>> START
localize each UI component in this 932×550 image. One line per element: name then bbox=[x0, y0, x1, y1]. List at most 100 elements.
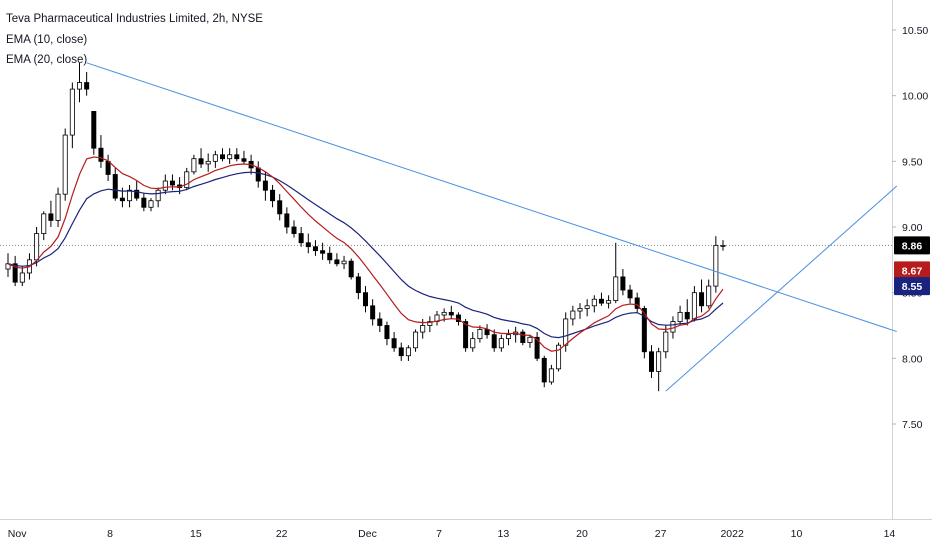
price-tick-label: 10.50 bbox=[902, 25, 928, 37]
time-tick-label: 27 bbox=[655, 528, 667, 540]
candle-down bbox=[327, 252, 333, 261]
time-tick-label: 15 bbox=[190, 528, 202, 540]
price-tick-label: 8.00 bbox=[902, 353, 923, 365]
candle-down bbox=[684, 311, 690, 320]
price-badge bbox=[894, 261, 930, 280]
symbol-title[interactable]: Teva Pharmaceutical Industries Limited, … bbox=[6, 13, 263, 25]
candle-down bbox=[270, 189, 276, 202]
time-tick-label: 10 bbox=[791, 528, 803, 540]
candle-up bbox=[41, 213, 47, 234]
candle-up bbox=[55, 193, 61, 221]
candle-up bbox=[570, 310, 576, 320]
candle-down bbox=[262, 180, 268, 191]
price-tick-label: 9.00 bbox=[902, 222, 923, 234]
price-tick-label: 9.50 bbox=[902, 156, 923, 168]
candle-down bbox=[362, 292, 368, 307]
candle-down bbox=[370, 305, 376, 320]
candle-down bbox=[241, 158, 247, 162]
time-tick-label: 14 bbox=[884, 528, 896, 540]
candle-up bbox=[505, 334, 511, 340]
candle-down bbox=[234, 154, 240, 160]
candle-down bbox=[169, 180, 175, 186]
candle-up bbox=[191, 158, 197, 173]
candle-down bbox=[219, 154, 225, 160]
candle-up bbox=[613, 276, 619, 301]
candle-up bbox=[127, 189, 133, 202]
chart-legend: Teva Pharmaceutical Industries Limited, … bbox=[6, 9, 263, 71]
candle-up bbox=[584, 305, 590, 309]
candle-up bbox=[706, 285, 712, 307]
candle-down bbox=[298, 233, 304, 244]
candle-up bbox=[227, 154, 233, 160]
price-tick-label: 10.00 bbox=[902, 91, 928, 103]
candle-up bbox=[34, 233, 40, 261]
candle-down bbox=[649, 351, 655, 372]
candle-down bbox=[355, 276, 361, 294]
candle-up bbox=[477, 329, 483, 340]
trendline[interactable] bbox=[86, 62, 897, 333]
price-badge bbox=[894, 277, 930, 296]
candle-down bbox=[641, 308, 647, 353]
ema10-line bbox=[7, 156, 724, 352]
time-tick-label: Dec bbox=[358, 528, 377, 540]
candle-down bbox=[699, 292, 705, 307]
candle-up bbox=[155, 189, 161, 202]
candle-down bbox=[12, 263, 18, 283]
candle-down bbox=[384, 325, 390, 340]
trendline[interactable] bbox=[665, 185, 898, 392]
candle-up bbox=[713, 244, 719, 287]
time-tick-label: 13 bbox=[498, 528, 510, 540]
candle-up bbox=[427, 321, 433, 326]
time-tick-label: 2022 bbox=[720, 528, 744, 540]
candle-up bbox=[413, 331, 419, 349]
candle-up bbox=[548, 368, 554, 383]
candle-down bbox=[320, 250, 326, 254]
candle-down bbox=[634, 297, 640, 309]
time-tick-label: 7 bbox=[436, 528, 442, 540]
candle-up bbox=[5, 263, 11, 270]
candle-down bbox=[198, 158, 204, 165]
time-tick-label: Nov bbox=[8, 528, 27, 540]
candle-up bbox=[563, 318, 569, 346]
candle-up bbox=[527, 336, 533, 343]
price-badge-label: 8.86 bbox=[902, 240, 923, 252]
candle-up bbox=[470, 338, 476, 349]
candle-down bbox=[112, 174, 118, 199]
ema10-legend-label[interactable]: EMA (10, close) bbox=[6, 33, 88, 46]
candle-down bbox=[491, 334, 497, 349]
price-tick-label: 7.50 bbox=[902, 419, 923, 431]
candle-up bbox=[184, 171, 190, 188]
candle-down bbox=[520, 331, 526, 343]
candle-down bbox=[134, 189, 140, 199]
candle-up bbox=[556, 344, 562, 370]
candle-up bbox=[19, 272, 25, 283]
candle-up bbox=[441, 311, 447, 316]
candle-up bbox=[148, 200, 154, 208]
candle-up bbox=[691, 292, 697, 320]
candle-up bbox=[205, 160, 211, 165]
candle-up bbox=[663, 331, 669, 353]
candle-down bbox=[119, 197, 125, 202]
candle-up bbox=[498, 338, 504, 349]
candle-down bbox=[255, 167, 261, 182]
price-badge bbox=[894, 236, 930, 255]
candle-up bbox=[656, 351, 662, 372]
candle-up bbox=[341, 260, 347, 265]
candle-down bbox=[463, 321, 469, 349]
candle-down bbox=[277, 200, 283, 215]
candle-up bbox=[670, 321, 676, 333]
candle-down bbox=[398, 347, 404, 357]
candle-down bbox=[448, 311, 454, 316]
candle-up bbox=[212, 154, 218, 162]
candle-up bbox=[162, 180, 168, 191]
candle-down bbox=[455, 314, 461, 322]
candle-down bbox=[334, 259, 340, 265]
time-tick-label: 22 bbox=[276, 528, 288, 540]
candle-down bbox=[48, 213, 54, 221]
candle-up bbox=[677, 311, 683, 322]
candle-down bbox=[291, 226, 297, 234]
ema20-legend-label[interactable]: EMA (20, close) bbox=[6, 54, 88, 66]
>> END
Copy the items between the lines holding "price-tick-label: 10.50 bbox=[902, 25, 928, 37]" and "candle-down bbox=[169, 180, 175, 186]", inclusive, with no changes.

[SOLUTION TO THIS PROBLEM]
price-tick-label: 10.50 bbox=[902, 25, 928, 37]
time-tick-label: 27 bbox=[655, 528, 667, 540]
candle-down bbox=[327, 252, 333, 261]
time-tick-label: 15 bbox=[190, 528, 202, 540]
price-tick-label: 8.00 bbox=[902, 353, 923, 365]
candle-down bbox=[684, 311, 690, 320]
price-badge bbox=[894, 261, 930, 280]
symbol-title[interactable]: Teva Pharmaceutical Industries Limited, … bbox=[6, 13, 263, 25]
candle-down bbox=[270, 189, 276, 202]
time-tick-label: 10 bbox=[791, 528, 803, 540]
candle-up bbox=[41, 213, 47, 234]
candle-up bbox=[55, 193, 61, 221]
candle-up bbox=[570, 310, 576, 320]
candle-down bbox=[262, 180, 268, 191]
price-tick-label: 9.00 bbox=[902, 222, 923, 234]
price-tick-label: 9.50 bbox=[902, 156, 923, 168]
candle-down bbox=[362, 292, 368, 307]
candle-down bbox=[370, 305, 376, 320]
candle-down bbox=[241, 158, 247, 162]
time-tick-label: 14 bbox=[884, 528, 896, 540]
candle-up bbox=[505, 334, 511, 340]
candle-down bbox=[234, 154, 240, 160]
candle-down bbox=[169, 180, 175, 186]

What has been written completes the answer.